WHAT YOU SHOULD DO
Repeat the listing in full, preserving every character.

Extracts from a graphics dataset
:::::
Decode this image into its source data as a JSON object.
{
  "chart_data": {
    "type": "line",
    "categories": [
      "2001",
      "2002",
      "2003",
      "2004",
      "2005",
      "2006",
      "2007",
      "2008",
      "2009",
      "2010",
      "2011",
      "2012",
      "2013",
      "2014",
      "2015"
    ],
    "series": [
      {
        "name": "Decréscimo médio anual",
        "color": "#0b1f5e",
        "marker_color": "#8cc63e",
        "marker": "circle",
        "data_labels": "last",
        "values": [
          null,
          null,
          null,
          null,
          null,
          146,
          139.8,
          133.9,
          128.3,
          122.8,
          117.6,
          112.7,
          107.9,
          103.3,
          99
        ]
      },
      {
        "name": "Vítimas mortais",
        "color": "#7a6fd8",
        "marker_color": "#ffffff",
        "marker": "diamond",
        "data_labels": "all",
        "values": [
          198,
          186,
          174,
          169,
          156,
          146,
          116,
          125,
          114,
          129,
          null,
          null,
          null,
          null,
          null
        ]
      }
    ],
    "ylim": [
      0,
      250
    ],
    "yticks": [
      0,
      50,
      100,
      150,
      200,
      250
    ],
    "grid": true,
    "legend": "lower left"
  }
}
:::::
RESULT
Decode this image into its source data as a JSON object.
{
  "chart_data": {
    "type": "line",
    "categories": [
      "2001",
      "2002",
      "2003",
      "2004",
      "2005",
      "2006",
      "2007",
      "2008",
      "2009",
      "2010",
      "2011",
      "2012",
      "2013",
      "2014",
      "2015"
    ],
    "series": [
      {
        "name": "Decréscimo médio anual",
        "color": "#0b1f5e",
        "marker_color": "#8cc63e",
        "marker": "circle",
        "data_labels": "last",
        "values": [
          null,
          null,
          null,
          null,
          null,
          146,
          139.8,
          133.9,
          128.3,
          122.8,
          117.6,
          112.7,
          107.9,
          103.3,
          99
        ]
      },
      {
        "name": "Vítimas mortais",
        "color": "#7a6fd8",
        "marker_color": "#ffffff",
        "marker": "diamond",
        "data_labels": "all",
        "values": [
          198,
          186,
          174,
          169,
          156,
          146,
          116,
          125,
          114,
          129,
          null,
          null,
          null,
          null,
          null
        ]
      }
    ],
    "ylim": [
      0,
      250
    ],
    "yticks": [
      0,
      50,
      100,
      150,
      200,
      250
    ],
    "grid": true,
    "legend": "lower left"
  }
}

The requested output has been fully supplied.